PROBLEM DETAILS:
Answer with nothing but the number of lines that include the word "digunakan".

Dataset items
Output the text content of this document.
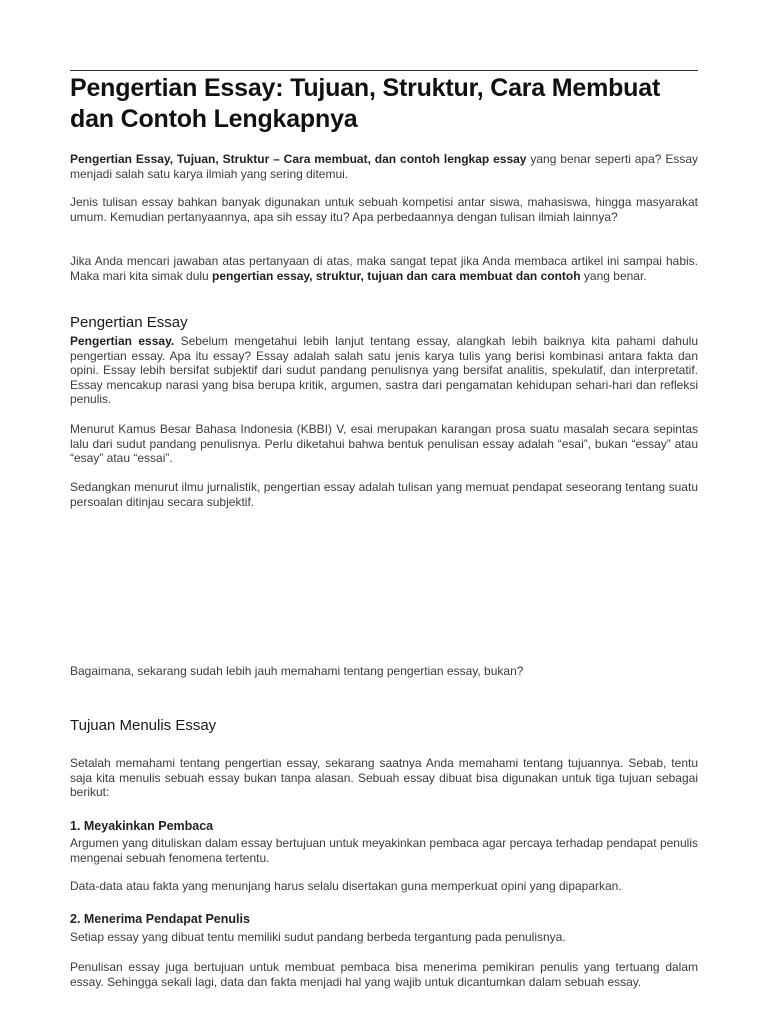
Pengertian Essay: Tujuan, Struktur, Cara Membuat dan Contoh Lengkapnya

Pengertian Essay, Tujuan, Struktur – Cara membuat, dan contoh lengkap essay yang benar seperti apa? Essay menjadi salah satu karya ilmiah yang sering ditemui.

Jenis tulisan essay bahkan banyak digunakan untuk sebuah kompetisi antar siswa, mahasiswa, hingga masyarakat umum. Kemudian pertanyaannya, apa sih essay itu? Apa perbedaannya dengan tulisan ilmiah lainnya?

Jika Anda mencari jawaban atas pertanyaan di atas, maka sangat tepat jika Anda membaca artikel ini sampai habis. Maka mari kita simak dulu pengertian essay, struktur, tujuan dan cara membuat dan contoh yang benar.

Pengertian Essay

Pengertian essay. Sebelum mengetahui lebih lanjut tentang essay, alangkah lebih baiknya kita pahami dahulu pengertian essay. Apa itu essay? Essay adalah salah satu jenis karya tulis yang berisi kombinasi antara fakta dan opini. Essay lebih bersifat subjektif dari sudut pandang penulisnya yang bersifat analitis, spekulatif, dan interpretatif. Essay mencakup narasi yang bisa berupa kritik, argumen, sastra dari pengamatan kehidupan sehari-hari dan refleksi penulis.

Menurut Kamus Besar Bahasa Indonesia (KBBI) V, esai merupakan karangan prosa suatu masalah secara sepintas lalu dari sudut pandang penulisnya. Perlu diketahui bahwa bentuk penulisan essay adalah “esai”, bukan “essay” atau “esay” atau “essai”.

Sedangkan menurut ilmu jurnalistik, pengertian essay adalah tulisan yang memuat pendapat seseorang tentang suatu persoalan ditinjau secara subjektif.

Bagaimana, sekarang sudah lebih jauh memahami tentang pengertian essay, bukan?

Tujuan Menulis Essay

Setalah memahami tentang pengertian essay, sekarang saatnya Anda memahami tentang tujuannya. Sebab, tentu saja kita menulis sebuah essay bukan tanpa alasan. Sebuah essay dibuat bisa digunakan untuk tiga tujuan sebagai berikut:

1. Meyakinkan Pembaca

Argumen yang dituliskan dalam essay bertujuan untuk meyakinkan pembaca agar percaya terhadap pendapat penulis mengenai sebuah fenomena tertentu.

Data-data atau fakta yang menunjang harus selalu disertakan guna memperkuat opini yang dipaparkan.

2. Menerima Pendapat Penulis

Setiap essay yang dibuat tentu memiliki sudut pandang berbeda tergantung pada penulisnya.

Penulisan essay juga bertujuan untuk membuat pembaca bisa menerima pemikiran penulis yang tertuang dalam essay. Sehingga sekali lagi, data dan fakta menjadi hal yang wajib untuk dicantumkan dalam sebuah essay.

--

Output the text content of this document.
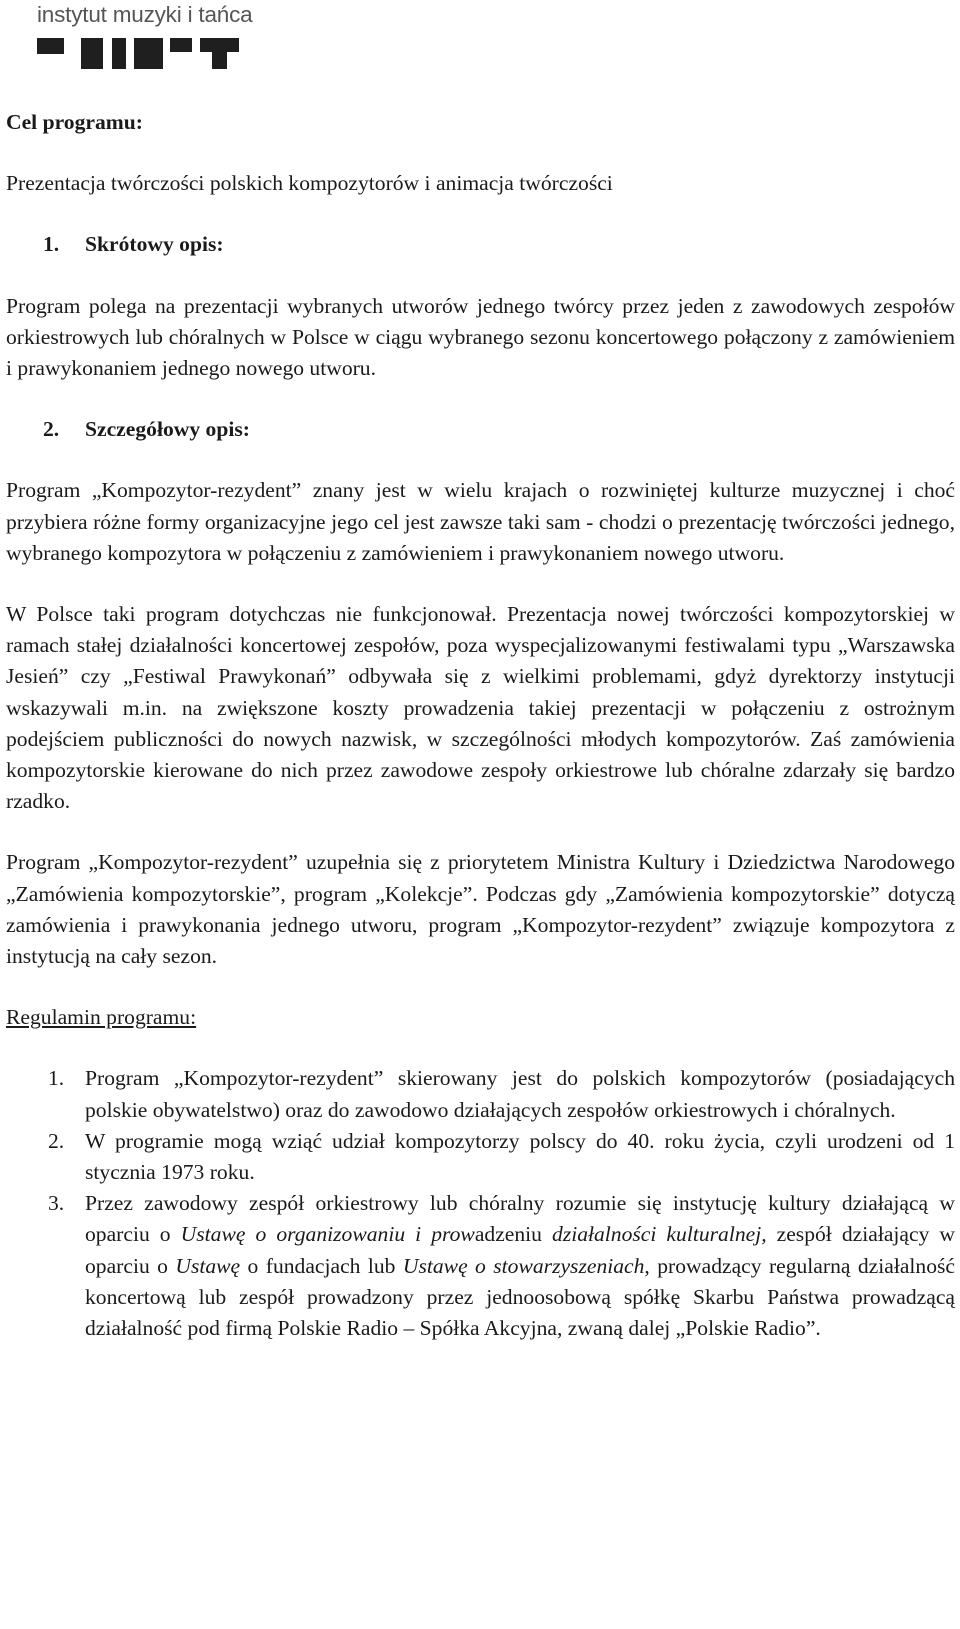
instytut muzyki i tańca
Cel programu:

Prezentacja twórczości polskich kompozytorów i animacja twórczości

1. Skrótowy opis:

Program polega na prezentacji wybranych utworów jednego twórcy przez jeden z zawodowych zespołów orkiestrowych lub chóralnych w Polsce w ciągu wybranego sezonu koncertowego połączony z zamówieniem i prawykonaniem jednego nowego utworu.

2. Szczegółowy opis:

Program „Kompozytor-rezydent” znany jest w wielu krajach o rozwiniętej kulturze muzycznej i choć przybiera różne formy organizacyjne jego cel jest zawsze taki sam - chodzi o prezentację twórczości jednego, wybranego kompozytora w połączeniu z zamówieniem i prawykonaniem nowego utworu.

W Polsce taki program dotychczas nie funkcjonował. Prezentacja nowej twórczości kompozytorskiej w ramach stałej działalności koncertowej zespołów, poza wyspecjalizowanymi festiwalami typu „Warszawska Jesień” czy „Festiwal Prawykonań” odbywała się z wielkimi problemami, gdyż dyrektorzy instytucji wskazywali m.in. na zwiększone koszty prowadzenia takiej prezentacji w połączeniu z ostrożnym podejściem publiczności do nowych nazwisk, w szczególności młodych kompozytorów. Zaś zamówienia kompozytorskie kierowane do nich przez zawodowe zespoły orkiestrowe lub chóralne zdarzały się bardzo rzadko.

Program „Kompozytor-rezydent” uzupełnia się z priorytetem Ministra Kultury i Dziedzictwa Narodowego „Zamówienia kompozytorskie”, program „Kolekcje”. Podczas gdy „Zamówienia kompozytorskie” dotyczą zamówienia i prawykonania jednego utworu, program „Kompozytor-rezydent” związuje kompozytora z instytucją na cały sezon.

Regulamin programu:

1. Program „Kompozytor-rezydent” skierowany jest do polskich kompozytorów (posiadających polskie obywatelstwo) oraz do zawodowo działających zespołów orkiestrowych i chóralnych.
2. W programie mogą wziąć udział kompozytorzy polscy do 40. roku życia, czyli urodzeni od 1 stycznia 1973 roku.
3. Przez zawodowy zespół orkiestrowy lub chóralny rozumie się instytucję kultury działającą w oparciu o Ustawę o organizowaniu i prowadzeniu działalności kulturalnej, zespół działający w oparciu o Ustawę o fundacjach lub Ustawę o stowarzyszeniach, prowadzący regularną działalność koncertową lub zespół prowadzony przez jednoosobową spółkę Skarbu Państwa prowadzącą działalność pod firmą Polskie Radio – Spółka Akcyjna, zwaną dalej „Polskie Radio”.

THE REPLY:
2